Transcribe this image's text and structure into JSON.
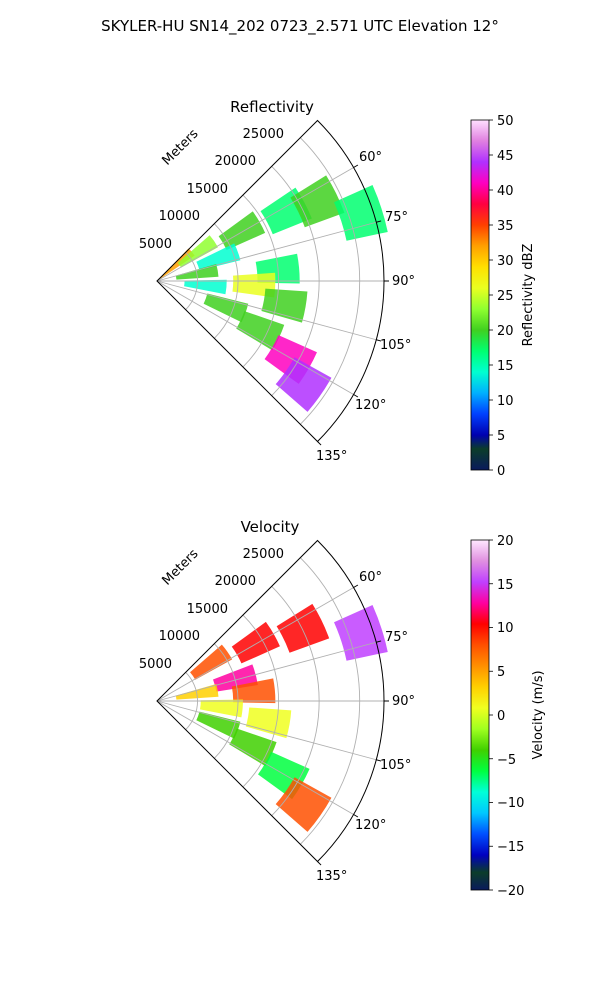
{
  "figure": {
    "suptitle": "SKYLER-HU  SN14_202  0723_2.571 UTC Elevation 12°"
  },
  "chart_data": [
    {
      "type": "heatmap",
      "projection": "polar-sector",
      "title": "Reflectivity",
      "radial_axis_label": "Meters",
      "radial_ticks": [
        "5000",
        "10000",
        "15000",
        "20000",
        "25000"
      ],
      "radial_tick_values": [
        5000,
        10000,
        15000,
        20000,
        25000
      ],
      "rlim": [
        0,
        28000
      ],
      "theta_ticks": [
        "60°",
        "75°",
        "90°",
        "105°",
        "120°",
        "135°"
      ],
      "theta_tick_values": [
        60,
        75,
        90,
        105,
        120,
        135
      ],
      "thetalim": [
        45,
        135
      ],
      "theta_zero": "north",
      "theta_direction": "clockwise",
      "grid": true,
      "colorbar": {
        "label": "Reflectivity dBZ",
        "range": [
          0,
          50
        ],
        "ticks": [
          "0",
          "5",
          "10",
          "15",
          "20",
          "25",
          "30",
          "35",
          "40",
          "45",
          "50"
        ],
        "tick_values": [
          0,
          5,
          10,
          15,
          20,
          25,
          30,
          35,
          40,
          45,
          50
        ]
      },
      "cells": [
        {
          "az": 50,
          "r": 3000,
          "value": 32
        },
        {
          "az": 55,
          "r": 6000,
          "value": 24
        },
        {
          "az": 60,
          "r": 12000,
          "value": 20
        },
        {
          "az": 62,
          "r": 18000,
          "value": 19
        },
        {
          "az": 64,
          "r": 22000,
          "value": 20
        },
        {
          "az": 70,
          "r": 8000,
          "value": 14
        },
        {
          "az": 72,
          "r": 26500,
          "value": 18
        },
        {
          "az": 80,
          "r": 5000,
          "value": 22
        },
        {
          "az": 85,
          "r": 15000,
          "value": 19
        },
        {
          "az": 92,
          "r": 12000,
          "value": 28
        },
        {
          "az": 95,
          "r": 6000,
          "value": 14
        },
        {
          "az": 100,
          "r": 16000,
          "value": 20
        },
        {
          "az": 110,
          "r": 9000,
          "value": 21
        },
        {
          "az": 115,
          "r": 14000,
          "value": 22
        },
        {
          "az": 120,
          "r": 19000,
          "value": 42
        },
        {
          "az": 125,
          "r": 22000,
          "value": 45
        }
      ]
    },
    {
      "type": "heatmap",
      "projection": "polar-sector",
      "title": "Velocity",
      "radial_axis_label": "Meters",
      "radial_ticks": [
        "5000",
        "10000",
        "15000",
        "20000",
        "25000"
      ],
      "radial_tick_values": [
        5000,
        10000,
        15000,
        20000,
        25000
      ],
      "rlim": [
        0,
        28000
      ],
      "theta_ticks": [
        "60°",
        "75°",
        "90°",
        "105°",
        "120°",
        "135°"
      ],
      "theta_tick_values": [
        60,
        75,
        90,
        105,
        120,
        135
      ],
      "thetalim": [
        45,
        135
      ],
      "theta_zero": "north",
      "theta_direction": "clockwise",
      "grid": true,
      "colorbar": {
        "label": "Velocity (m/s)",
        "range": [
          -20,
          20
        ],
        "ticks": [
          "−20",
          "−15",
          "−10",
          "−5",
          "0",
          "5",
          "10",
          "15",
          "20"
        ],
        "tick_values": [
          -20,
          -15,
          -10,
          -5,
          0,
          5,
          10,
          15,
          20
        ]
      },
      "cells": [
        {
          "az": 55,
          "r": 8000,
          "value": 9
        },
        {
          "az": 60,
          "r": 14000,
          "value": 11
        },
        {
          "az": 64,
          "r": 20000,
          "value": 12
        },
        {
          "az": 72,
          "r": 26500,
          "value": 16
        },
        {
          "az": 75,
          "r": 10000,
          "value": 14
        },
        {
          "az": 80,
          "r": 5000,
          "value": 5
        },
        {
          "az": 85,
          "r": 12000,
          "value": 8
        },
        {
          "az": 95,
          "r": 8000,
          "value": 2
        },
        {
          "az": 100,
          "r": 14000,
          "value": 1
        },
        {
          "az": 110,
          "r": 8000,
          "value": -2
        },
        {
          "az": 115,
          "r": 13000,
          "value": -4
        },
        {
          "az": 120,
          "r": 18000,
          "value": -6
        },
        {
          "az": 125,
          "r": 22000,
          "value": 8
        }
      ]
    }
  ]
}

==

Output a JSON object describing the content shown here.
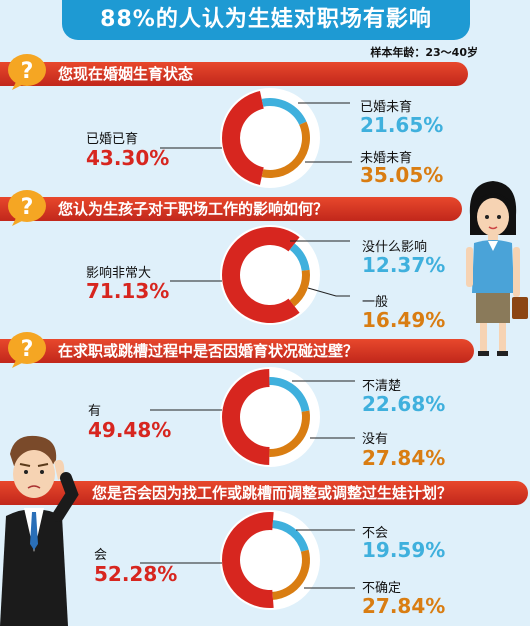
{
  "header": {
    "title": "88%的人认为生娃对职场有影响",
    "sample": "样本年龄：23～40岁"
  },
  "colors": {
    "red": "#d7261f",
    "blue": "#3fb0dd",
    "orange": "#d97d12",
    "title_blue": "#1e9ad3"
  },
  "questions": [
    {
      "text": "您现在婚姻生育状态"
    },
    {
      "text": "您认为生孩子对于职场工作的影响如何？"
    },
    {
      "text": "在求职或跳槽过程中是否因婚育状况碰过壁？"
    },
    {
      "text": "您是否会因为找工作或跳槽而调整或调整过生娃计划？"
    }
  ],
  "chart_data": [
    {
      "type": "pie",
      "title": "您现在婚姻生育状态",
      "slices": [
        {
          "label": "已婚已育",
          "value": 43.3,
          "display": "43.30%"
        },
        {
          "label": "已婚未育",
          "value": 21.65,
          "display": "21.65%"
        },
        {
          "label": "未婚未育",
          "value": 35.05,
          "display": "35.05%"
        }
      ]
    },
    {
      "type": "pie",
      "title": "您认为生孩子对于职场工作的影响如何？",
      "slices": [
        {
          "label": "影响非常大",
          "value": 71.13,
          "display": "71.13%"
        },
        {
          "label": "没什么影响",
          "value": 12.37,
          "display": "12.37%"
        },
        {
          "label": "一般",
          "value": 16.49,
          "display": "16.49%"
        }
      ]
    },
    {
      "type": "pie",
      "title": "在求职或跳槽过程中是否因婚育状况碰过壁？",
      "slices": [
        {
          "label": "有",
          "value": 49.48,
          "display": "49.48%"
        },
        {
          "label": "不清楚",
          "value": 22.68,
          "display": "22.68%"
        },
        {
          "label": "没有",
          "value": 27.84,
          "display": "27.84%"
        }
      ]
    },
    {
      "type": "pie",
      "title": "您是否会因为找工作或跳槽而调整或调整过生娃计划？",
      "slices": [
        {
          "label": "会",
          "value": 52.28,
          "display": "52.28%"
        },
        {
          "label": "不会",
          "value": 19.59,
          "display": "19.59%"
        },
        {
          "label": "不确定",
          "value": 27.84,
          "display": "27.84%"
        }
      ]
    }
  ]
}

The task
Scan the material and collect every line that contains "您是否会因为找工作或跳槽而调整或调整过生娃计划".

Output for this exercise
      "text": "您是否会因为找工作或跳槽而调整或调整过生娃计划？"
      "title": "您是否会因为找工作或跳槽而调整或调整过生娃计划？",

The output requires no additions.